▶ Work to do
Report only how many lines of the entries below contain the string "PTHH".

Data extracted from a collection
┄┄┄┄┄┄┄┄┄┄

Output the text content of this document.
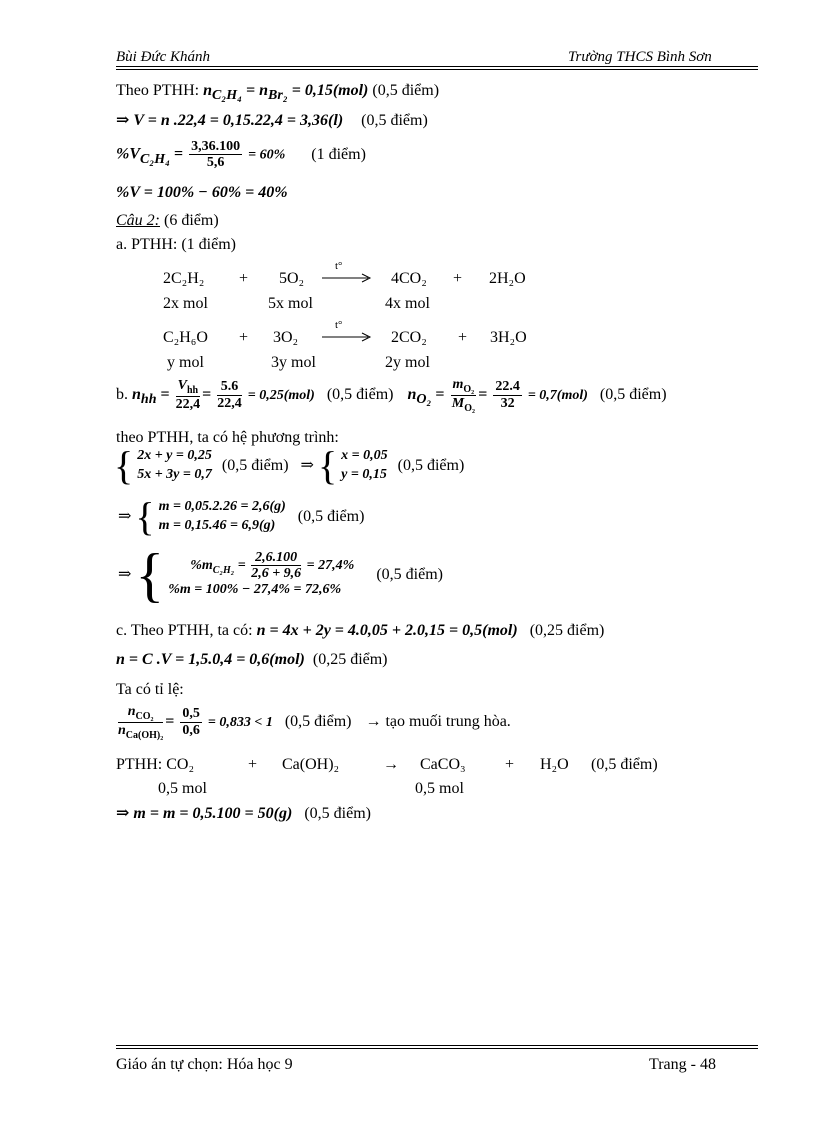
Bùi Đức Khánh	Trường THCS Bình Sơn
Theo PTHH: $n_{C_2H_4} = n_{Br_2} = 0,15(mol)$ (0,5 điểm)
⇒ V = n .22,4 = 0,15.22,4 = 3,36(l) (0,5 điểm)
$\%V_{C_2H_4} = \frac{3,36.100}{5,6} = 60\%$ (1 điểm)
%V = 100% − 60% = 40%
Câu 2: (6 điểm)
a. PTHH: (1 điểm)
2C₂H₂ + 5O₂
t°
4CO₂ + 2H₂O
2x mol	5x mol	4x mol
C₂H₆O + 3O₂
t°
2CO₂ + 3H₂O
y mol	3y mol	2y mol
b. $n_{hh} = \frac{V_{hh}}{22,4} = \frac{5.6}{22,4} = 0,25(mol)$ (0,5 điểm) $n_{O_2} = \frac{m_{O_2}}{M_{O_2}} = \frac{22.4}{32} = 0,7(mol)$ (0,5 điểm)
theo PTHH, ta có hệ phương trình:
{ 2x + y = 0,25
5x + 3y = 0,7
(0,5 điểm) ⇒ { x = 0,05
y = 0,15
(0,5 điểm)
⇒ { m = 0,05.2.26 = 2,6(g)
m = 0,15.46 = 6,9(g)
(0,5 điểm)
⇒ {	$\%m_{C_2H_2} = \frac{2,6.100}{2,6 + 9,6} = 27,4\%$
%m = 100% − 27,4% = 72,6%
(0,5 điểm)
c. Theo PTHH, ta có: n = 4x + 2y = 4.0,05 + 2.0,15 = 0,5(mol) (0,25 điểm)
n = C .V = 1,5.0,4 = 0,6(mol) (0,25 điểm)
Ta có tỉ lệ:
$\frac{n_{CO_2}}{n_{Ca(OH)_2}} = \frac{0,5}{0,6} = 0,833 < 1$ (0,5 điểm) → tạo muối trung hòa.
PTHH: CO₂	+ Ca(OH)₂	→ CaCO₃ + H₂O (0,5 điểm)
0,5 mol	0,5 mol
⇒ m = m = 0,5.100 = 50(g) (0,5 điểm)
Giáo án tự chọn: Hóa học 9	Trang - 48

┄┄┄┄┄┄┄┄┄┄

▶ Result for this exercise
5